STATED PROBLEM: Output the data exactly, with every line intact.

RECORD EXCERPTS:
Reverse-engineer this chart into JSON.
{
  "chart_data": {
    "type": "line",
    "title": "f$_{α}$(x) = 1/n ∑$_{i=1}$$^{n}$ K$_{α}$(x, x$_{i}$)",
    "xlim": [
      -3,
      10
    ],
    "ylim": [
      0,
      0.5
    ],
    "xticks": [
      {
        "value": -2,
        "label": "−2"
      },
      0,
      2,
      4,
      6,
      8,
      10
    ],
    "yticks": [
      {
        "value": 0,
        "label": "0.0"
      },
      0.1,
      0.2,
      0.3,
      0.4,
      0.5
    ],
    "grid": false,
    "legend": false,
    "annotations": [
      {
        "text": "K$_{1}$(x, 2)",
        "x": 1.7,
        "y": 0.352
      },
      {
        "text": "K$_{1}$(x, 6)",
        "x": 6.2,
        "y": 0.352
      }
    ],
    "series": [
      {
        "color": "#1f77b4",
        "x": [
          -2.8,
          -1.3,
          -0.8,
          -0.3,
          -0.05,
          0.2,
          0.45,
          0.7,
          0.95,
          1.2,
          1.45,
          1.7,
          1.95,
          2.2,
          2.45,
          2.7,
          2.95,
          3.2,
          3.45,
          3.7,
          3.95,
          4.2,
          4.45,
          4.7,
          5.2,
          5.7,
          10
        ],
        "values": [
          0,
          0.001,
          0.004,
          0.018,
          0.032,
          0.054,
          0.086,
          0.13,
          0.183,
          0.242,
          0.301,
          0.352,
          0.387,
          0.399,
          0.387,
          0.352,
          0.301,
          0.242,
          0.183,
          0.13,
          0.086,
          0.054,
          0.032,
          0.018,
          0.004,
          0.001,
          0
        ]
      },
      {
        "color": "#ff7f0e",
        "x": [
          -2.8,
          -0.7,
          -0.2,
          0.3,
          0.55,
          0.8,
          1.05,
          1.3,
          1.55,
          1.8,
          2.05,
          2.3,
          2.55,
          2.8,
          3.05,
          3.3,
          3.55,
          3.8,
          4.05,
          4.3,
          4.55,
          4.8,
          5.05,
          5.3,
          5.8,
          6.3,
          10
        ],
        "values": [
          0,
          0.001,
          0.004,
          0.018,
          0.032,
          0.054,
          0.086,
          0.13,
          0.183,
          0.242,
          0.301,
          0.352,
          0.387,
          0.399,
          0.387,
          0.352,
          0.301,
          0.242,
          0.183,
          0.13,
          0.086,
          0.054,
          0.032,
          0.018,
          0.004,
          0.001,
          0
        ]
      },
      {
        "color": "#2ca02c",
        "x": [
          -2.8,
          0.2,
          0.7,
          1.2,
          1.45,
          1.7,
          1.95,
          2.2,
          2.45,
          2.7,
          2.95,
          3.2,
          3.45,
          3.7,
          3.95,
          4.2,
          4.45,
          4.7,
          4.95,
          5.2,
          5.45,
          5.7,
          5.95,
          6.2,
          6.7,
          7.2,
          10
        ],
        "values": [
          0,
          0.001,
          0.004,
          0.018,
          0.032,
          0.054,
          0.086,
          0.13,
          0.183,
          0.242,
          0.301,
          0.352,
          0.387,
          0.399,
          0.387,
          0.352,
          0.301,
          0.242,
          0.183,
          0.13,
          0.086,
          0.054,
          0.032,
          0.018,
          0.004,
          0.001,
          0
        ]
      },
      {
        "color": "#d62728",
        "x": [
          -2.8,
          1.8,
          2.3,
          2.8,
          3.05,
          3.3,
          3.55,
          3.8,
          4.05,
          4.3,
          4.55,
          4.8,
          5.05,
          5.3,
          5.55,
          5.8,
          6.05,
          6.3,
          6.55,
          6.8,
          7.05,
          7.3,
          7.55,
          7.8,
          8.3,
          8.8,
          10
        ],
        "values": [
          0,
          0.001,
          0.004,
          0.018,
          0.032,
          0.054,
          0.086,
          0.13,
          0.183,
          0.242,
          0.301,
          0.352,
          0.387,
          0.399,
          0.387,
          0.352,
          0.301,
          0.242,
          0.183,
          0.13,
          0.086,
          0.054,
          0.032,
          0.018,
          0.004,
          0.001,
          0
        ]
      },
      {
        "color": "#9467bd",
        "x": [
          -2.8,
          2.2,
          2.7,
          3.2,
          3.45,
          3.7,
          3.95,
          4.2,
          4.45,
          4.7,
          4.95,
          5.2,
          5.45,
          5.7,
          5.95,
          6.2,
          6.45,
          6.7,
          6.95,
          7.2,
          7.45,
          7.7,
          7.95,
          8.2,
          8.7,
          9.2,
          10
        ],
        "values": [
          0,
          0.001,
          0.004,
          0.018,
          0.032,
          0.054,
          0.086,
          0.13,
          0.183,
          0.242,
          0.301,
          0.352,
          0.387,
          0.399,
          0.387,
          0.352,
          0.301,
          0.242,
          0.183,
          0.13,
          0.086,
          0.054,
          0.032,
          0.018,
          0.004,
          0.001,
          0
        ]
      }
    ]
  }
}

EXPECTED ANSWER:
Reverse-engineer this chart into JSON.
{
  "chart_data": {
    "type": "line",
    "title": "f$_{α}$(x) = 1/n ∑$_{i=1}$$^{n}$ K$_{α}$(x, x$_{i}$)",
    "xlim": [
      -3,
      10
    ],
    "ylim": [
      0,
      0.5
    ],
    "xticks": [
      {
        "value": -2,
        "label": "−2"
      },
      0,
      2,
      4,
      6,
      8,
      10
    ],
    "yticks": [
      {
        "value": 0,
        "label": "0.0"
      },
      0.1,
      0.2,
      0.3,
      0.4,
      0.5
    ],
    "grid": false,
    "legend": false,
    "annotations": [
      {
        "text": "K$_{1}$(x, 2)",
        "x": 1.7,
        "y": 0.352
      },
      {
        "text": "K$_{1}$(x, 6)",
        "x": 6.2,
        "y": 0.352
      }
    ],
    "series": [
      {
        "color": "#1f77b4",
        "x": [
          -2.8,
          -1.3,
          -0.8,
          -0.3,
          -0.05,
          0.2,
          0.45,
          0.7,
          0.95,
          1.2,
          1.45,
          1.7,
          1.95,
          2.2,
          2.45,
          2.7,
          2.95,
          3.2,
          3.45,
          3.7,
          3.95,
          4.2,
          4.45,
          4.7,
          5.2,
          5.7,
          10
        ],
        "values": [
          0,
          0.001,
          0.004,
          0.018,
          0.032,
          0.054,
          0.086,
          0.13,
          0.183,
          0.242,
          0.301,
          0.352,
          0.387,
          0.399,
          0.387,
          0.352,
          0.301,
          0.242,
          0.183,
          0.13,
          0.086,
          0.054,
          0.032,
          0.018,
          0.004,
          0.001,
          0
        ]
      },
      {
        "color": "#ff7f0e",
        "x": [
          -2.8,
          -0.7,
          -0.2,
          0.3,
          0.55,
          0.8,
          1.05,
          1.3,
          1.55,
          1.8,
          2.05,
          2.3,
          2.55,
          2.8,
          3.05,
          3.3,
          3.55,
          3.8,
          4.05,
          4.3,
          4.55,
          4.8,
          5.05,
          5.3,
          5.8,
          6.3,
          10
        ],
        "values": [
          0,
          0.001,
          0.004,
          0.018,
          0.032,
          0.054,
          0.086,
          0.13,
          0.183,
          0.242,
          0.301,
          0.352,
          0.387,
          0.399,
          0.387,
          0.352,
          0.301,
          0.242,
          0.183,
          0.13,
          0.086,
          0.054,
          0.032,
          0.018,
          0.004,
          0.001,
          0
        ]
      },
      {
        "color": "#2ca02c",
        "x": [
          -2.8,
          0.2,
          0.7,
          1.2,
          1.45,
          1.7,
          1.95,
          2.2,
          2.45,
          2.7,
          2.95,
          3.2,
          3.45,
          3.7,
          3.95,
          4.2,
          4.45,
          4.7,
          4.95,
          5.2,
          5.45,
          5.7,
          5.95,
          6.2,
          6.7,
          7.2,
          10
        ],
        "values": [
          0,
          0.001,
          0.004,
          0.018,
          0.032,
          0.054,
          0.086,
          0.13,
          0.183,
          0.242,
          0.301,
          0.352,
          0.387,
          0.399,
          0.387,
          0.352,
          0.301,
          0.242,
          0.183,
          0.13,
          0.086,
          0.054,
          0.032,
          0.018,
          0.004,
          0.001,
          0
        ]
      },
      {
        "color": "#d62728",
        "x": [
          -2.8,
          1.8,
          2.3,
          2.8,
          3.05,
          3.3,
          3.55,
          3.8,
          4.05,
          4.3,
          4.55,
          4.8,
          5.05,
          5.3,
          5.55,
          5.8,
          6.05,
          6.3,
          6.55,
          6.8,
          7.05,
          7.3,
          7.55,
          7.8,
          8.3,
          8.8,
          10
        ],
        "values": [
          0,
          0.001,
          0.004,
          0.018,
          0.032,
          0.054,
          0.086,
          0.13,
          0.183,
          0.242,
          0.301,
          0.352,
          0.387,
          0.399,
          0.387,
          0.352,
          0.301,
          0.242,
          0.183,
          0.13,
          0.086,
          0.054,
          0.032,
          0.018,
          0.004,
          0.001,
          0
        ]
      },
      {
        "color": "#9467bd",
        "x": [
          -2.8,
          2.2,
          2.7,
          3.2,
          3.45,
          3.7,
          3.95,
          4.2,
          4.45,
          4.7,
          4.95,
          5.2,
          5.45,
          5.7,
          5.95,
          6.2,
          6.45,
          6.7,
          6.95,
          7.2,
          7.45,
          7.7,
          7.95,
          8.2,
          8.7,
          9.2,
          10
        ],
        "values": [
          0,
          0.001,
          0.004,
          0.018,
          0.032,
          0.054,
          0.086,
          0.13,
          0.183,
          0.242,
          0.301,
          0.352,
          0.387,
          0.399,
          0.387,
          0.352,
          0.301,
          0.242,
          0.183,
          0.13,
          0.086,
          0.054,
          0.032,
          0.018,
          0.004,
          0.001,
          0
        ]
      }
    ]
  }
}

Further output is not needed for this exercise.